• **EXTRACTED ENTRIES**:
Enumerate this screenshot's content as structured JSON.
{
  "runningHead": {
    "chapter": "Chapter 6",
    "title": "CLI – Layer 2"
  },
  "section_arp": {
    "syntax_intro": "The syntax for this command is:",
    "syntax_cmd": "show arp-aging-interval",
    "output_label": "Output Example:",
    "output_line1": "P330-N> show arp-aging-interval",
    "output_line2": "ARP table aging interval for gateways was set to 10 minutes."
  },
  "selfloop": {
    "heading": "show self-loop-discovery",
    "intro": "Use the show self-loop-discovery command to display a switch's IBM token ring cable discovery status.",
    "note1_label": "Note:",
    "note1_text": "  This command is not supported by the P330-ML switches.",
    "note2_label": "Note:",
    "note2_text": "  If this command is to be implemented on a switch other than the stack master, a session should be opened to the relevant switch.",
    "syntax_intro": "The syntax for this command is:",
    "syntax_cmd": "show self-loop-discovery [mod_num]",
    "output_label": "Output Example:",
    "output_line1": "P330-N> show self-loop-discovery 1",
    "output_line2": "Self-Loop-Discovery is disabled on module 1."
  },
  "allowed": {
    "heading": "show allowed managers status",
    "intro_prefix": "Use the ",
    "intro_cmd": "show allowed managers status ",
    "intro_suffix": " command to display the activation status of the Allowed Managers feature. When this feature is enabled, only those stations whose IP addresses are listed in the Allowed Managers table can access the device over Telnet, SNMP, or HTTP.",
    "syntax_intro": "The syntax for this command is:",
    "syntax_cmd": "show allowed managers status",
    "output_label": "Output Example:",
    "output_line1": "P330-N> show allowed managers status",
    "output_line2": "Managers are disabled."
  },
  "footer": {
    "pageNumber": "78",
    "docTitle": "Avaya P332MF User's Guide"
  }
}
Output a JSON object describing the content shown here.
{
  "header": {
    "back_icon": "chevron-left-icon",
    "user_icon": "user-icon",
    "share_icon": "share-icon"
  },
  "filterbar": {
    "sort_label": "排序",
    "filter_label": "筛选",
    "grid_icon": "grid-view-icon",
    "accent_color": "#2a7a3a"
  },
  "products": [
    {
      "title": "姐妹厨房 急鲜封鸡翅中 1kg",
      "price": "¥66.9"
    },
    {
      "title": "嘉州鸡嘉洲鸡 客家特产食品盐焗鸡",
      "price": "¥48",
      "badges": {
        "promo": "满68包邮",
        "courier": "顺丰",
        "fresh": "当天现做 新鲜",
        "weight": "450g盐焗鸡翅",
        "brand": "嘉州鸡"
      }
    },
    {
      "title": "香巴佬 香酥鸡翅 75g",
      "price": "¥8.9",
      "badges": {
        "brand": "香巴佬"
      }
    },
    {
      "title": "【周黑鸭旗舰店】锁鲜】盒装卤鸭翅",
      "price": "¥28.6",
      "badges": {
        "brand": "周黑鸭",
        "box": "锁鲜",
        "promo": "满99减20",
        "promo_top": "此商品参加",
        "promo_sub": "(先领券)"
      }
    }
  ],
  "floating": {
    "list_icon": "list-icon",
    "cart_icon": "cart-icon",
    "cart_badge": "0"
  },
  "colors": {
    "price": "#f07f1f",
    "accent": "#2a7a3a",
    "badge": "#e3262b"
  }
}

• **WRITTEN TASK**:
Pull out every line from the one with "Output a JSON" to the end of the listing, and output only those.

• **ANSWER TO THIS EXERCISE**:
Output a JSON object describing the content shown here.
{
  "header": {
    "back_icon": "chevron-left-icon",
    "user_icon": "user-icon",
    "share_icon": "share-icon"
  },
  "filterbar": {
    "sort_label": "排序",
    "filter_label": "筛选",
    "grid_icon": "grid-view-icon",
    "accent_color": "#2a7a3a"
  },
  "products": [
    {
      "title": "姐妹厨房 急鲜封鸡翅中 1kg",
      "price": "¥66.9"
    },
    {
      "title": "嘉州鸡嘉洲鸡 客家特产食品盐焗鸡",
      "price": "¥48",
      "badges": {
        "promo": "满68包邮",
        "courier": "顺丰",
        "fresh": "当天现做 新鲜",
        "weight": "450g盐焗鸡翅",
        "brand": "嘉州鸡"
      }
    },
    {
      "title": "香巴佬 香酥鸡翅 75g",
      "price": "¥8.9",
      "badges": {
        "brand": "香巴佬"
      }
    },
    {
      "title": "【周黑鸭旗舰店】锁鲜】盒装卤鸭翅",
      "price": "¥28.6",
      "badges": {
        "brand": "周黑鸭",
        "box": "锁鲜",
        "promo": "满99减20",
        "promo_top": "此商品参加",
        "promo_sub": "(先领券)"
      }
    }
  ],
  "floating": {
    "list_icon": "list-icon",
    "cart_icon": "cart-icon",
    "cart_badge": "0"
  },
  "colors": {
    "price": "#f07f1f",
    "accent": "#2a7a3a",
    "badge": "#e3262b"
  }
}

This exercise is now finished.